◆ Task brief
Check each line of the data below for the word "Inversed", then extract the ones that have it.

---------- Available records ----------

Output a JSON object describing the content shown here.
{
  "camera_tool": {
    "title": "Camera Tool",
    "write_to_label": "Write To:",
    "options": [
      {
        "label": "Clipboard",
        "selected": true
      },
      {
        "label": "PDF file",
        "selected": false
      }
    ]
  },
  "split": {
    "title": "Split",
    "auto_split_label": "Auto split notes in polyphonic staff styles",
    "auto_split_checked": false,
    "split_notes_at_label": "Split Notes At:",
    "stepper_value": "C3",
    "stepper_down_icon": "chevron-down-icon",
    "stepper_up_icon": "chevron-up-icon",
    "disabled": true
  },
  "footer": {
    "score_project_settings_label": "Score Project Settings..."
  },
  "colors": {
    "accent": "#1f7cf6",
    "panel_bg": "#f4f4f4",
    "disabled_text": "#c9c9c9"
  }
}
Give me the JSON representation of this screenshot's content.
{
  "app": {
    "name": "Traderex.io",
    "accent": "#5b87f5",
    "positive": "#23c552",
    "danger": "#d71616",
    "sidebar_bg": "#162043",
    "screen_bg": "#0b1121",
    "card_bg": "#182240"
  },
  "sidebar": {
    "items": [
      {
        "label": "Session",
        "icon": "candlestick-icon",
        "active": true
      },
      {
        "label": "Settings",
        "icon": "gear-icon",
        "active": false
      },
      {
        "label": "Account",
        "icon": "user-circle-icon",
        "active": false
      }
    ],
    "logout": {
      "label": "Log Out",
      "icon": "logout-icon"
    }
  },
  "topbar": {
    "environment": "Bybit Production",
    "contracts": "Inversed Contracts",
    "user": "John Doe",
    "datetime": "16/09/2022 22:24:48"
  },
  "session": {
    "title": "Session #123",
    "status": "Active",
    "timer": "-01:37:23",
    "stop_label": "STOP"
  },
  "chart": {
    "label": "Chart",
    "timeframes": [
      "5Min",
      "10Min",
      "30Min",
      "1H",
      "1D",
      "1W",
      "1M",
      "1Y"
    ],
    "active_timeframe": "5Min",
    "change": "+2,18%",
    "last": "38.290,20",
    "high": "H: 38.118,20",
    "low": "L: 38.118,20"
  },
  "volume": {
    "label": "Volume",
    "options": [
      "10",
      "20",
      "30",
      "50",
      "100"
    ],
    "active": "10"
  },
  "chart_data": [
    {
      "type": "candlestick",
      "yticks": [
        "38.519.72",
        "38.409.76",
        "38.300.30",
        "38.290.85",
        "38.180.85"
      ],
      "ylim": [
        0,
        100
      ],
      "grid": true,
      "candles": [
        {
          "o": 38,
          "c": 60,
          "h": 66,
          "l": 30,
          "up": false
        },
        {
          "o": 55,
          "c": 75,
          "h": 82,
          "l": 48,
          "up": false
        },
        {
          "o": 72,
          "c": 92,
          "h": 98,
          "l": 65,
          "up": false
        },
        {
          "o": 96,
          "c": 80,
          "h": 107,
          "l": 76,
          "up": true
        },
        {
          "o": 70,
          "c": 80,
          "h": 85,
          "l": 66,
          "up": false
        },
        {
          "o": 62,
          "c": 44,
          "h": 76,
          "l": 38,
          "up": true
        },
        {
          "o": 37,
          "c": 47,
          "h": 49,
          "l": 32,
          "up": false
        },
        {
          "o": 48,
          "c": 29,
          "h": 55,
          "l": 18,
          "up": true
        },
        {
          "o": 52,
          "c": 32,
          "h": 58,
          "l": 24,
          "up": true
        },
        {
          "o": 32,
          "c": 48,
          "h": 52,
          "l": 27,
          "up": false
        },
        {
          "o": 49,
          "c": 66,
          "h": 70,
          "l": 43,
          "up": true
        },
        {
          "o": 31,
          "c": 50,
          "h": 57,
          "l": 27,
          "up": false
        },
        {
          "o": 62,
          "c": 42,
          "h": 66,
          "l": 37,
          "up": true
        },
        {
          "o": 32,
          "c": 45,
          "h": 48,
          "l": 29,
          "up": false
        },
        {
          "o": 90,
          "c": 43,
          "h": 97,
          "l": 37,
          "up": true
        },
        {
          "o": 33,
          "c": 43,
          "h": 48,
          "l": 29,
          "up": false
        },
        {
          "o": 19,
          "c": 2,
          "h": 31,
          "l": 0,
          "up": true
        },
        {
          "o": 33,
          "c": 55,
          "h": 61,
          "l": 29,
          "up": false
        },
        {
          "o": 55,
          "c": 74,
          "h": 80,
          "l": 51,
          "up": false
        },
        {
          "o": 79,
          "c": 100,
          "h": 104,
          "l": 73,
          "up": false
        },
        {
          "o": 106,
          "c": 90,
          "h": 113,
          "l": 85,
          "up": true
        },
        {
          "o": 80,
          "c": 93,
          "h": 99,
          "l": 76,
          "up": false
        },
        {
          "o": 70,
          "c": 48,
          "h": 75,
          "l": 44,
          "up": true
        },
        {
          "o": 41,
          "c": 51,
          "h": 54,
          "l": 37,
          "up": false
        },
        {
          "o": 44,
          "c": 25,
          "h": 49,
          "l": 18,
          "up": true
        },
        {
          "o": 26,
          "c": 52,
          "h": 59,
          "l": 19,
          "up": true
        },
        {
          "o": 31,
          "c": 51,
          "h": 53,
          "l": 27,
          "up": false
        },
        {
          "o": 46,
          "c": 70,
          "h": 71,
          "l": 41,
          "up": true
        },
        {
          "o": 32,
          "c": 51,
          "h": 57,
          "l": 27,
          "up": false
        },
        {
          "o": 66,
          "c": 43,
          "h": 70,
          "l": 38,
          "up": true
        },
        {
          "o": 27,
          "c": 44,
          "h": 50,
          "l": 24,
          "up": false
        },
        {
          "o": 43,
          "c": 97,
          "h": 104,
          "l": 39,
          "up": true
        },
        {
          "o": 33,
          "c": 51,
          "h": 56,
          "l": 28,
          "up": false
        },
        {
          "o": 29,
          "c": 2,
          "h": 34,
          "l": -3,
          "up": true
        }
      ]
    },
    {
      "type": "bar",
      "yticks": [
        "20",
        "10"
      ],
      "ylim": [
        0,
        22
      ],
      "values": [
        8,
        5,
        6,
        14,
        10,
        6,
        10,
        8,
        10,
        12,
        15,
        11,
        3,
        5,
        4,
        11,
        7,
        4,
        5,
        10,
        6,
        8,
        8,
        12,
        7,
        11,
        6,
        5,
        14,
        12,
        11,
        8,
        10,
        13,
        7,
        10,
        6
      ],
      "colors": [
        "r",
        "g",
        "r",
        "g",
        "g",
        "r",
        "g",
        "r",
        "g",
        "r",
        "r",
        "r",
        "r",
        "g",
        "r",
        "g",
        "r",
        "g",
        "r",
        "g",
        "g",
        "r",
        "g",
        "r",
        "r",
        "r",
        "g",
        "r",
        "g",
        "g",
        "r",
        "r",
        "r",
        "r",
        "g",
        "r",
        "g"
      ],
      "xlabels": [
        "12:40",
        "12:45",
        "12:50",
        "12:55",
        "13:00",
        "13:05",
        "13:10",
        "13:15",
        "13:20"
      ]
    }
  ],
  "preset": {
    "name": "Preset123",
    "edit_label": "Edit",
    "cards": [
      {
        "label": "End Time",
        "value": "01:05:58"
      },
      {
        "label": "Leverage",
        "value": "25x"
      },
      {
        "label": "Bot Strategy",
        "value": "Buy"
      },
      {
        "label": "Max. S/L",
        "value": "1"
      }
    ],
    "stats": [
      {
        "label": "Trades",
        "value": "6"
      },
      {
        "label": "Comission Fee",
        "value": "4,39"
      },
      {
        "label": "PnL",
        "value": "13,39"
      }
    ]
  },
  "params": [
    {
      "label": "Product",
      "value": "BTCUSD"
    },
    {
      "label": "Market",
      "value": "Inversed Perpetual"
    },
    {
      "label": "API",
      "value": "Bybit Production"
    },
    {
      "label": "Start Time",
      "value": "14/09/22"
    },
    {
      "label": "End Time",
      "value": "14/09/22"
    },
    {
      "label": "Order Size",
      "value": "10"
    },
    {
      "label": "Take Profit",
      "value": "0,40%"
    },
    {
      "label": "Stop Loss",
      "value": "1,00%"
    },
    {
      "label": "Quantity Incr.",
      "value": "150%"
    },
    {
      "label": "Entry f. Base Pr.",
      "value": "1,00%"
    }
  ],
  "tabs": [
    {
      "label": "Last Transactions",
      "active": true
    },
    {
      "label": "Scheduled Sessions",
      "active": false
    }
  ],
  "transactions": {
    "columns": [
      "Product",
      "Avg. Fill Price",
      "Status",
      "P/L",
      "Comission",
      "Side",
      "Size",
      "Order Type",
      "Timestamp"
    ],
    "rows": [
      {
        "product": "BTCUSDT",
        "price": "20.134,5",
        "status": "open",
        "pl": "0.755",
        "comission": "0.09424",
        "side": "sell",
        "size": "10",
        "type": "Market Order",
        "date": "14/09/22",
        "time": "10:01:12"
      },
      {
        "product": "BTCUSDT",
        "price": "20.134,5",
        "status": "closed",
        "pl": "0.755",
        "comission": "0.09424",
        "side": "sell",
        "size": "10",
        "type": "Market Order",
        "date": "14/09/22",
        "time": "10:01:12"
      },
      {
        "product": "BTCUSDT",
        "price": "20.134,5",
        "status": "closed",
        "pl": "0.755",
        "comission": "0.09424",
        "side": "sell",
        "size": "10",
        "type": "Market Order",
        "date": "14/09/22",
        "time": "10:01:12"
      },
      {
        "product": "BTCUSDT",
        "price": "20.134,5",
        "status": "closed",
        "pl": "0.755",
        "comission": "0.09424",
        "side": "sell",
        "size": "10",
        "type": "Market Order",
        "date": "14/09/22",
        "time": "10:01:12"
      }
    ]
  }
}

----------

◆ Solution for this task
    "contracts": "Inversed Contracts",
      "value": "Inversed Perpetual"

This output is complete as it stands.